WRITTEN REQUEST - Using the data below, repeat all of it precisely.

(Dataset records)
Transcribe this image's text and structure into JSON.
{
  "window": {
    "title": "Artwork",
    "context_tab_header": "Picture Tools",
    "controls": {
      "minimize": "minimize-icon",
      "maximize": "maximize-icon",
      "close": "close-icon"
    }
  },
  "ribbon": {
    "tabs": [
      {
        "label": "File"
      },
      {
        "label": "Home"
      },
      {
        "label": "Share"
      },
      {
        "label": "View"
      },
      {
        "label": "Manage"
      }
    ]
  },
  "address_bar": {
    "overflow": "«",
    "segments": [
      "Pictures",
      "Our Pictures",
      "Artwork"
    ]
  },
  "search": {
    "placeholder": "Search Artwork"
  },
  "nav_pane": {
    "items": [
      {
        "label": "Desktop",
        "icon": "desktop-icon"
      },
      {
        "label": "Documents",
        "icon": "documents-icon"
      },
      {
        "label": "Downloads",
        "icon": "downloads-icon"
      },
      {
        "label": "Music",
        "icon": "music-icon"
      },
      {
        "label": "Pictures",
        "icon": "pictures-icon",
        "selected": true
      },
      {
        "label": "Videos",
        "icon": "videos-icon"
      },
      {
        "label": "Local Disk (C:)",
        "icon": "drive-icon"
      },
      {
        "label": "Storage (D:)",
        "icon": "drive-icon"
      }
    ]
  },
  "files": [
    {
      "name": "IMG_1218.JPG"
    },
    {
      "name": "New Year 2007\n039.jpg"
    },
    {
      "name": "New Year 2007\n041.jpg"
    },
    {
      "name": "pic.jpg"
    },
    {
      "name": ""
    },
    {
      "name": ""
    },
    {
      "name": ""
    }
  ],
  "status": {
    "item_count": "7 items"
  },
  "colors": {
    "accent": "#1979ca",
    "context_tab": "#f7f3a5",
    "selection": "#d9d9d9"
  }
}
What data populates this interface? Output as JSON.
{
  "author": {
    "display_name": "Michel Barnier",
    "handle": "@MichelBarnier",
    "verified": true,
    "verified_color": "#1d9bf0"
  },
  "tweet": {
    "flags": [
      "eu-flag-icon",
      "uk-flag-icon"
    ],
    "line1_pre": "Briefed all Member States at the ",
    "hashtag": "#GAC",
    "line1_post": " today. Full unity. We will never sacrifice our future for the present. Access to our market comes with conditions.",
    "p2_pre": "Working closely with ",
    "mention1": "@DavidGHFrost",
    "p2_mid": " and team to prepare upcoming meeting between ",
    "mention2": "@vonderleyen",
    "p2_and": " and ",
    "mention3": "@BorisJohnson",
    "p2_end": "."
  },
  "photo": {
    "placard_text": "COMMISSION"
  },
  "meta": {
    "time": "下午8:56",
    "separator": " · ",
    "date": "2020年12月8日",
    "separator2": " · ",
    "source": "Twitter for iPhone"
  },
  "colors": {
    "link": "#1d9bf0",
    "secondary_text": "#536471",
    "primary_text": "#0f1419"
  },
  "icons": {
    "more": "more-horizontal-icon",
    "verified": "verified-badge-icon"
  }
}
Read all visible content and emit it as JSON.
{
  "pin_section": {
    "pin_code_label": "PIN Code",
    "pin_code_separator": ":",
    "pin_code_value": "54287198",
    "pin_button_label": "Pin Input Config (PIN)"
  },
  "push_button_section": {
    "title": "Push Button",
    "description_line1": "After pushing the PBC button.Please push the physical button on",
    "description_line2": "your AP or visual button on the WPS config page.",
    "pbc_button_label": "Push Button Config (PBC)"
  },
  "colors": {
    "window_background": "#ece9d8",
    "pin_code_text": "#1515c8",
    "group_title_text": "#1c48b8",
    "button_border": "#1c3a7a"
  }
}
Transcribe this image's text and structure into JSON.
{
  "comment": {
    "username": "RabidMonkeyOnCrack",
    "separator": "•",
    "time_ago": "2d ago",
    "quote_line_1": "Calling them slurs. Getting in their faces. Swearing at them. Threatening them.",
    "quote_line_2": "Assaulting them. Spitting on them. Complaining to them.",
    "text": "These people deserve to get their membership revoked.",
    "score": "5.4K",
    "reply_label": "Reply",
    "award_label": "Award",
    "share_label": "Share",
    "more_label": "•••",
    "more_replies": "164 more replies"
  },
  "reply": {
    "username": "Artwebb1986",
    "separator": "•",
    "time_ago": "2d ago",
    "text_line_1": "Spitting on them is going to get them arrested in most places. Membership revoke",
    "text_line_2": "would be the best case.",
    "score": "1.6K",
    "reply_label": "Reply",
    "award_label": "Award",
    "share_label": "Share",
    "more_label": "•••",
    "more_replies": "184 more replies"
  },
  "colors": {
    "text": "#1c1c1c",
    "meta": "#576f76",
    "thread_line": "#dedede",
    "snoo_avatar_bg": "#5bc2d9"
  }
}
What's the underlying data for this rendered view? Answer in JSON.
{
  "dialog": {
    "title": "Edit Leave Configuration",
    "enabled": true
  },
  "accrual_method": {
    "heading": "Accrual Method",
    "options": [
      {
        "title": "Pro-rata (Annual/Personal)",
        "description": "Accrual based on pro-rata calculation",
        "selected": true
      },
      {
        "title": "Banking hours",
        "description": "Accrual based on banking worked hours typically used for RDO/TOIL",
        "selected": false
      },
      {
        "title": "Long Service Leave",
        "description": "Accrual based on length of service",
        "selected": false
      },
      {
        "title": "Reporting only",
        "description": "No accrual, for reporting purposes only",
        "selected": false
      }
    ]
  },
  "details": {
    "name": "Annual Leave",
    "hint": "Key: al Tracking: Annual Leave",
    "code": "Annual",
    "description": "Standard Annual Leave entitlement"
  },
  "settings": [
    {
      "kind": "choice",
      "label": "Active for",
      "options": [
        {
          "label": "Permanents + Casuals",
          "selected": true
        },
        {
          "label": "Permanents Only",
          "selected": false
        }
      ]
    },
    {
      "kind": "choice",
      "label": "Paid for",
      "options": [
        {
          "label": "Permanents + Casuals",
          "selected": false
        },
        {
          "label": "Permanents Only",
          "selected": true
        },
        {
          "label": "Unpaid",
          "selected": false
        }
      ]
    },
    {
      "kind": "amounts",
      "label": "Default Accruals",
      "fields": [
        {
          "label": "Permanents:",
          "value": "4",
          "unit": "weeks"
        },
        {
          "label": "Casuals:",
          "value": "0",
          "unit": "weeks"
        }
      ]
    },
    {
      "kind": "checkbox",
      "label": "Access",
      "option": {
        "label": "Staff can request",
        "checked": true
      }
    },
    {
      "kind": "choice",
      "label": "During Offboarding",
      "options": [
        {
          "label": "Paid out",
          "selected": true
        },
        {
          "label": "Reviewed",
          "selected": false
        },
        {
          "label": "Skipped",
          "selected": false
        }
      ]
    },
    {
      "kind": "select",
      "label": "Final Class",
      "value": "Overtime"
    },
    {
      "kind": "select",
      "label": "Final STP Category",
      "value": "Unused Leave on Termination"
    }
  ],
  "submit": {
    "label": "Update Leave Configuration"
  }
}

SOLUTION FOR THIS EXERCISE -
Transcribe this image's text and structure into JSON.
{
  "window": {
    "title": "Artwork",
    "context_tab_header": "Picture Tools",
    "controls": {
      "minimize": "minimize-icon",
      "maximize": "maximize-icon",
      "close": "close-icon"
    }
  },
  "ribbon": {
    "tabs": [
      {
        "label": "File"
      },
      {
        "label": "Home"
      },
      {
        "label": "Share"
      },
      {
        "label": "View"
      },
      {
        "label": "Manage"
      }
    ]
  },
  "address_bar": {
    "overflow": "«",
    "segments": [
      "Pictures",
      "Our Pictures",
      "Artwork"
    ]
  },
  "search": {
    "placeholder": "Search Artwork"
  },
  "nav_pane": {
    "items": [
      {
        "label": "Desktop",
        "icon": "desktop-icon"
      },
      {
        "label": "Documents",
        "icon": "documents-icon"
      },
      {
        "label": "Downloads",
        "icon": "downloads-icon"
      },
      {
        "label": "Music",
        "icon": "music-icon"
      },
      {
        "label": "Pictures",
        "icon": "pictures-icon",
        "selected": true
      },
      {
        "label": "Videos",
        "icon": "videos-icon"
      },
      {
        "label": "Local Disk (C:)",
        "icon": "drive-icon"
      },
      {
        "label": "Storage (D:)",
        "icon": "drive-icon"
      }
    ]
  },
  "files": [
    {
      "name": "IMG_1218.JPG"
    },
    {
      "name": "New Year 2007\n039.jpg"
    },
    {
      "name": "New Year 2007\n041.jpg"
    },
    {
      "name": "pic.jpg"
    },
    {
      "name": ""
    },
    {
      "name": ""
    },
    {
      "name": ""
    }
  ],
  "status": {
    "item_count": "7 items"
  },
  "colors": {
    "accent": "#1979ca",
    "context_tab": "#f7f3a5",
    "selection": "#d9d9d9"
  }
}
What data populates this interface? Output as JSON.
{
  "author": {
    "display_name": "Michel Barnier",
    "handle": "@MichelBarnier",
    "verified": true,
    "verified_color": "#1d9bf0"
  },
  "tweet": {
    "flags": [
      "eu-flag-icon",
      "uk-flag-icon"
    ],
    "line1_pre": "Briefed all Member States at the ",
    "hashtag": "#GAC",
    "line1_post": " today. Full unity. We will never sacrifice our future for the present. Access to our market comes with conditions.",
    "p2_pre": "Working closely with ",
    "mention1": "@DavidGHFrost",
    "p2_mid": " and team to prepare upcoming meeting between ",
    "mention2": "@vonderleyen",
    "p2_and": " and ",
    "mention3": "@BorisJohnson",
    "p2_end": "."
  },
  "photo": {
    "placard_text": "COMMISSION"
  },
  "meta": {
    "time": "下午8:56",
    "separator": " · ",
    "date": "2020年12月8日",
    "separator2": " · ",
    "source": "Twitter for iPhone"
  },
  "colors": {
    "link": "#1d9bf0",
    "secondary_text": "#536471",
    "primary_text": "#0f1419"
  },
  "icons": {
    "more": "more-horizontal-icon",
    "verified": "verified-badge-icon"
  }
}
Read all visible content and emit it as JSON.
{
  "pin_section": {
    "pin_code_label": "PIN Code",
    "pin_code_separator": ":",
    "pin_code_value": "54287198",
    "pin_button_label": "Pin Input Config (PIN)"
  },
  "push_button_section": {
    "title": "Push Button",
    "description_line1": "After pushing the PBC button.Please push the physical button on",
    "description_line2": "your AP or visual button on the WPS config page.",
    "pbc_button_label": "Push Button Config (PBC)"
  },
  "colors": {
    "window_background": "#ece9d8",
    "pin_code_text": "#1515c8",
    "group_title_text": "#1c48b8",
    "button_border": "#1c3a7a"
  }
}
Transcribe this image's text and structure into JSON.
{
  "comment": {
    "username": "RabidMonkeyOnCrack",
    "separator": "•",
    "time_ago": "2d ago",
    "quote_line_1": "Calling them slurs. Getting in their faces. Swearing at them. Threatening them.",
    "quote_line_2": "Assaulting them. Spitting on them. Complaining to them.",
    "text": "These people deserve to get their membership revoked.",
    "score": "5.4K",
    "reply_label": "Reply",
    "award_label": "Award",
    "share_label": "Share",
    "more_label": "•••",
    "more_replies": "164 more replies"
  },
  "reply": {
    "username": "Artwebb1986",
    "separator": "•",
    "time_ago": "2d ago",
    "text_line_1": "Spitting on them is going to get them arrested in most places. Membership revoke",
    "text_line_2": "would be the best case.",
    "score": "1.6K",
    "reply_label": "Reply",
    "award_label": "Award",
    "share_label": "Share",
    "more_label": "•••",
    "more_replies": "184 more replies"
  },
  "colors": {
    "text": "#1c1c1c",
    "meta": "#576f76",
    "thread_line": "#dedede",
    "snoo_avatar_bg": "#5bc2d9"
  }
}
What's the underlying data for this rendered view? Answer in JSON.
{
  "dialog": {
    "title": "Edit Leave Configuration",
    "enabled": true
  },
  "accrual_method": {
    "heading": "Accrual Method",
    "options": [
      {
        "title": "Pro-rata (Annual/Personal)",
        "description": "Accrual based on pro-rata calculation",
        "selected": true
      },
      {
        "title": "Banking hours",
        "description": "Accrual based on banking worked hours typically used for RDO/TOIL",
        "selected": false
      },
      {
        "title": "Long Service Leave",
        "description": "Accrual based on length of service",
        "selected": false
      },
      {
        "title": "Reporting only",
        "description": "No accrual, for reporting purposes only",
        "selected": false
      }
    ]
  },
  "details": {
    "name": "Annual Leave",
    "hint": "Key: al Tracking: Annual Leave",
    "code": "Annual",
    "description": "Standard Annual Leave entitlement"
  },
  "settings": [
    {
      "kind": "choice",
      "label": "Active for",
      "options": [
        {
          "label": "Permanents + Casuals",
          "selected": true
        },
        {
          "label": "Permanents Only",
          "selected": false
        }
      ]
    },
    {
      "kind": "choice",
      "label": "Paid for",
      "options": [
        {
          "label": "Permanents + Casuals",
          "selected": false
        },
        {
          "label": "Permanents Only",
          "selected": true
        },
        {
          "label": "Unpaid",
          "selected": false
        }
      ]
    },
    {
      "kind": "amounts",
      "label": "Default Accruals",
      "fields": [
        {
          "label": "Permanents:",
          "value": "4",
          "unit": "weeks"
        },
        {
          "label": "Casuals:",
          "value": "0",
          "unit": "weeks"
        }
      ]
    },
    {
      "kind": "checkbox",
      "label": "Access",
      "option": {
        "label": "Staff can request",
        "checked": true
      }
    },
    {
      "kind": "choice",
      "label": "During Offboarding",
      "options": [
        {
          "label": "Paid out",
          "selected": true
        },
        {
          "label": "Reviewed",
          "selected": false
        },
        {
          "label": "Skipped",
          "selected": false
        }
      ]
    },
    {
      "kind": "select",
      "label": "Final Class",
      "value": "Overtime"
    },
    {
      "kind": "select",
      "label": "Final STP Category",
      "value": "Unused Leave on Termination"
    }
  ],
  "submit": {
    "label": "Update Leave Configuration"
  }
}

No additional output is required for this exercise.